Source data
• • • •

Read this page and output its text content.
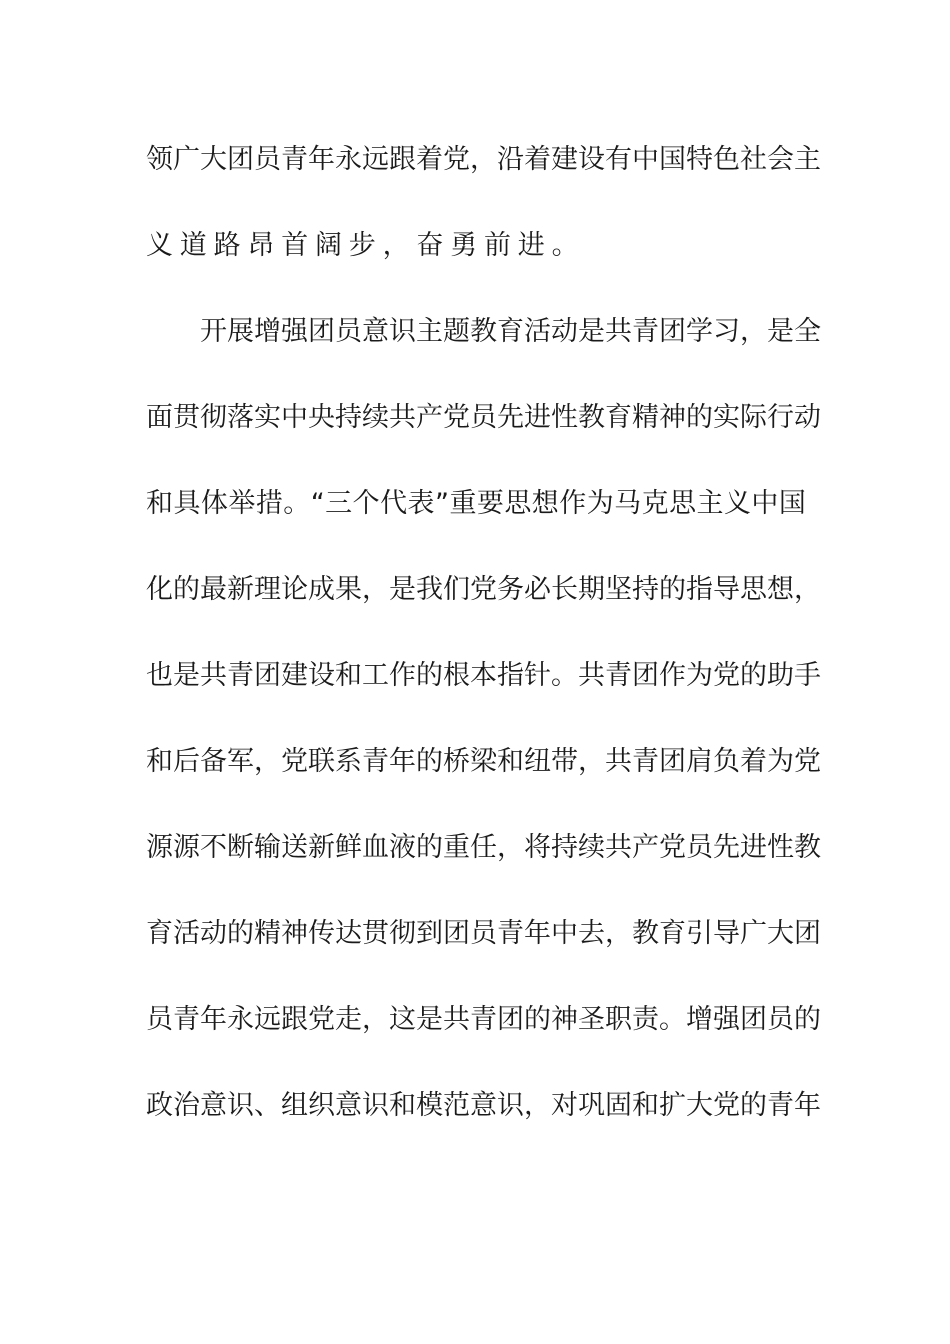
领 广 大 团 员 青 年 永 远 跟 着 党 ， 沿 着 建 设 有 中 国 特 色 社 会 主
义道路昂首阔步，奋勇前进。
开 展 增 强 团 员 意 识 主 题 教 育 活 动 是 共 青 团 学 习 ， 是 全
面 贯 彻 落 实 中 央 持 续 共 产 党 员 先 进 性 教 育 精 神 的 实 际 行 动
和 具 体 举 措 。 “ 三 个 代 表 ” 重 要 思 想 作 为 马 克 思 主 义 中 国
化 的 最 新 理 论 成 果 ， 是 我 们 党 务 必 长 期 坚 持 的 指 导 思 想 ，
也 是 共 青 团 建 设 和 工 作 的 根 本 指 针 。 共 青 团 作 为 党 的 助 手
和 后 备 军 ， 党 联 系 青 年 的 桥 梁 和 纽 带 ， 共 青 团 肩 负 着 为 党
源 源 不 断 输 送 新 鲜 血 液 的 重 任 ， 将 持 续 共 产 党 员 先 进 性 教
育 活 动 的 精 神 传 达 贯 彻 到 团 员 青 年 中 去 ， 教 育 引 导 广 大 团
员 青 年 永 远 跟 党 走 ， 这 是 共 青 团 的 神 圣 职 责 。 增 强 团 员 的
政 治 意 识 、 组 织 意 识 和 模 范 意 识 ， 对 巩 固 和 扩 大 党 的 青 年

• • • •

Task directions: None of the pictures should appear; repeat the records exactly otherwise.

Full response:
Read this page and output its text content.
领 广 大 团 员 青 年 永 远 跟 着 党 ， 沿 着 建 设 有 中 国 特 色 社 会 主
义道路昂首阔步，奋勇前进。
开 展 增 强 团 员 意 识 主 题 教 育 活 动 是 共 青 团 学 习 ， 是 全
面 贯 彻 落 实 中 央 持 续 共 产 党 员 先 进 性 教 育 精 神 的 实 际 行 动
和 具 体 举 措 。 “ 三 个 代 表 ” 重 要 思 想 作 为 马 克 思 主 义 中 国
化 的 最 新 理 论 成 果 ， 是 我 们 党 务 必 长 期 坚 持 的 指 导 思 想 ，
也 是 共 青 团 建 设 和 工 作 的 根 本 指 针 。 共 青 团 作 为 党 的 助 手
和 后 备 军 ， 党 联 系 青 年 的 桥 梁 和 纽 带 ， 共 青 团 肩 负 着 为 党
源 源 不 断 输 送 新 鲜 血 液 的 重 任 ， 将 持 续 共 产 党 员 先 进 性 教
育 活 动 的 精 神 传 达 贯 彻 到 团 员 青 年 中 去 ， 教 育 引 导 广 大 团
员 青 年 永 远 跟 党 走 ， 这 是 共 青 团 的 神 圣 职 责 。 增 强 团 员 的
政 治 意 识 、 组 织 意 识 和 模 范 意 识 ， 对 巩 固 和 扩 大 党 的 青 年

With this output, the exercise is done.